Given text:

______

An arson investigator hired by Safeco concluded that the fire was accidentally ignited by a water heater in close proximity to some cardboard boxes. The arson investigator for the Los Angeles Fire Department, John Kitchens, reached a different conclusion. He reported that the fire was an arson fire caused by someone pouring flammable liquids through vents in the building. Kitchens stated that Sicilia did not have a motive to set the fire, which could have been started by anti-pornography groups, feminists, or competitors.

Ron Oshiro, a CPA hired by Safeco, stated in a loss report on May 28, 1985 that the amount claimed for lost inventory for the Foothill fire appeared reasonable, assuming the physical quantities were correct. Oshiro called Safeco's attention to the fact that Sicilia's 1983 financial statement valued his year-end inventory at $51,600. Oshiro submitted another report to Safeco on August 21, 1985 which said that he was unable to prove or disprove the amount of the claim. Giselle Niva, the Safeco adjuster working on Sicilia's claims, informed her supervisor on August 23, 1985 that she could verify the quantity of stock and recommended payment of the claim. Niva also recommended that Safeco pay the balance of the construction costs and the office contents claim.

After the first fire, Sicilia temporarily relocated his business to 7011 Sunset Boulevard, Los Angeles, California. Those premises were destroyed by fire on May 13, 1985 (the "second fire" or "Sunset fire"). Safeco's arson investigator, Raymond Campuzano, reported that he was unable to determine the cause of the fire. The Los Angeles Fire Department subsequently concluded that the fire was caused by arson and that it was set by a person who gained access with a key. Campuzano later stated in a second report that the fire was "suspicious" and finally concluded that the fire was arson.

Safeco employed a salvage company to do an inventory of the items destroyed in the second fire. This inventory documented a total loss of $427,000. Sicilia later submitted a supplemental list of items destroyed in the fire. Sicilia's claim for the second fire was $528,280.16 for stock and $100,000 for contents.

______

Information given:
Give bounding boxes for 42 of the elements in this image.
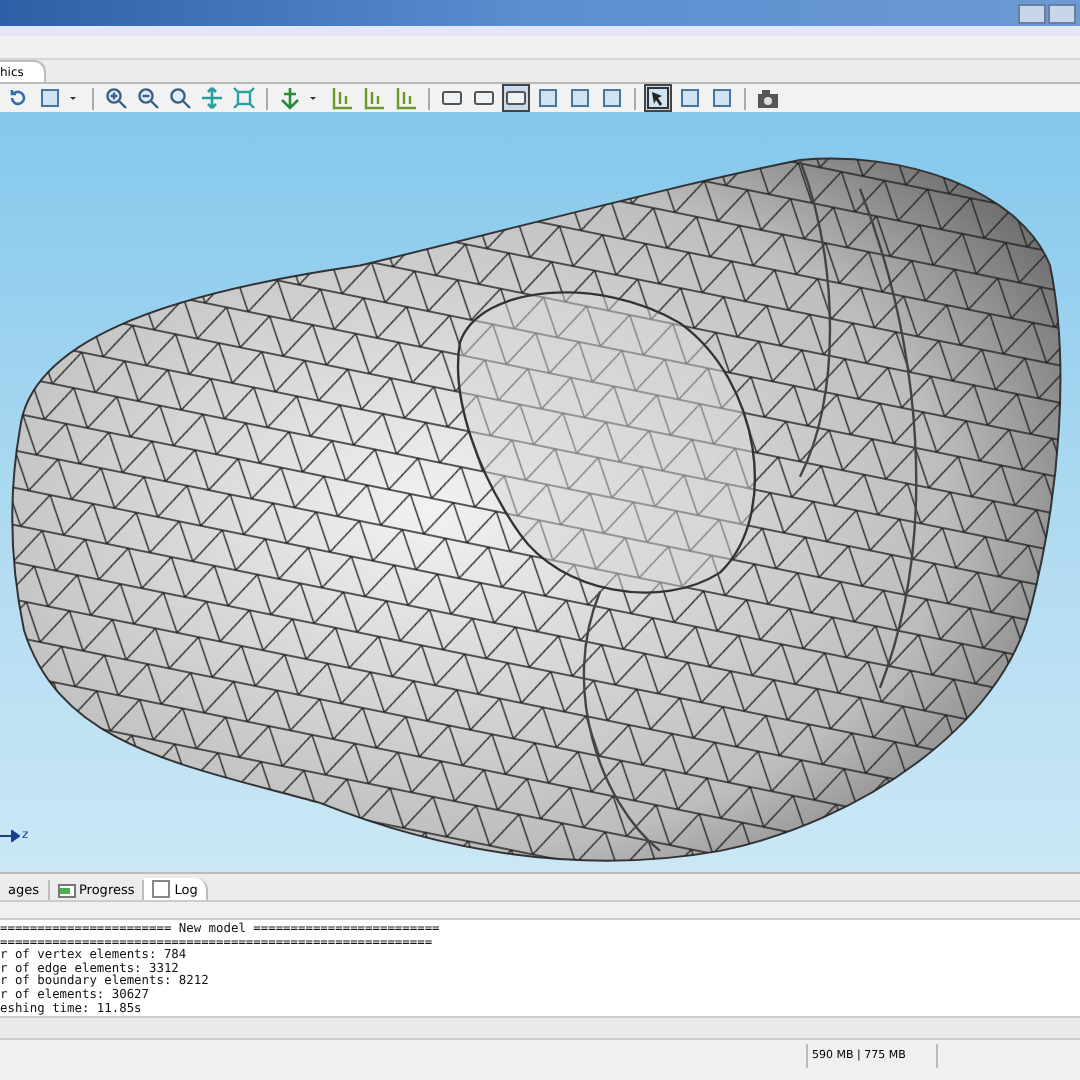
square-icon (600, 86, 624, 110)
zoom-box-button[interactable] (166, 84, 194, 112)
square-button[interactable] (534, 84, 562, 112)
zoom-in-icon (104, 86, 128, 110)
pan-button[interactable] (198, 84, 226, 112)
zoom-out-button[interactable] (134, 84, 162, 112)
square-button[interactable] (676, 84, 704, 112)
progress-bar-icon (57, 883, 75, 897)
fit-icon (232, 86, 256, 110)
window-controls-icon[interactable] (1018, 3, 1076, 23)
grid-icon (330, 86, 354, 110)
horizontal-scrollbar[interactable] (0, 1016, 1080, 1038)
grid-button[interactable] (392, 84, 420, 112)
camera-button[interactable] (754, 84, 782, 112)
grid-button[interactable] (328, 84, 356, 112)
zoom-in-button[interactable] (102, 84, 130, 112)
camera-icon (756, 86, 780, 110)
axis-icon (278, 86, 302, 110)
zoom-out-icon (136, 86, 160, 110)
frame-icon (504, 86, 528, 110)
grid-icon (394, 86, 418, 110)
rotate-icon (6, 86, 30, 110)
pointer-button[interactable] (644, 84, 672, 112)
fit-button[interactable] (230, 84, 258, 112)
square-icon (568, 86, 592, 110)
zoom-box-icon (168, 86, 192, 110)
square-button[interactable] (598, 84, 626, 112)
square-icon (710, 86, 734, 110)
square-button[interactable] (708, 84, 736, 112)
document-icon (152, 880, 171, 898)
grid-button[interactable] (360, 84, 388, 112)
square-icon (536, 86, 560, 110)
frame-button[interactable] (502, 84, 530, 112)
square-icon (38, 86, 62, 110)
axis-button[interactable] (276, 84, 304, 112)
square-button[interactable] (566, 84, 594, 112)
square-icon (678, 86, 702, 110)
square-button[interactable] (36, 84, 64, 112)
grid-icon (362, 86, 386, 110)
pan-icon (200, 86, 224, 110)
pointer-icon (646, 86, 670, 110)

______

Brief: Can you summarize the text above about the fires at Sicilia's business and Safeco's handling of his claims in three sentences?

Final answer: Investigators disagreed about the first fire: Safeco's arson investigator found it was accidentally ignited by a water heater near cardboard boxes, while John Kitchens of the Los Angeles Fire Department reported arson by flammable liquids poured through vents and said Sicilia had no motive. For the Foothill fire, Safeco's CPA Ron Oshiro first found the inventory claim reasonable if the quantities were correct but later said he could not prove or disprove it, while adjuster Giselle Niva verified the stock quantity and recommended payment. A second fire on May 13, 1985 destroyed Sicilia's temporary premises at 7011 Sunset Boulevard and was ultimately found to be arson, and Sicilia claimed $528,280.16 for stock and $100,000 for contents.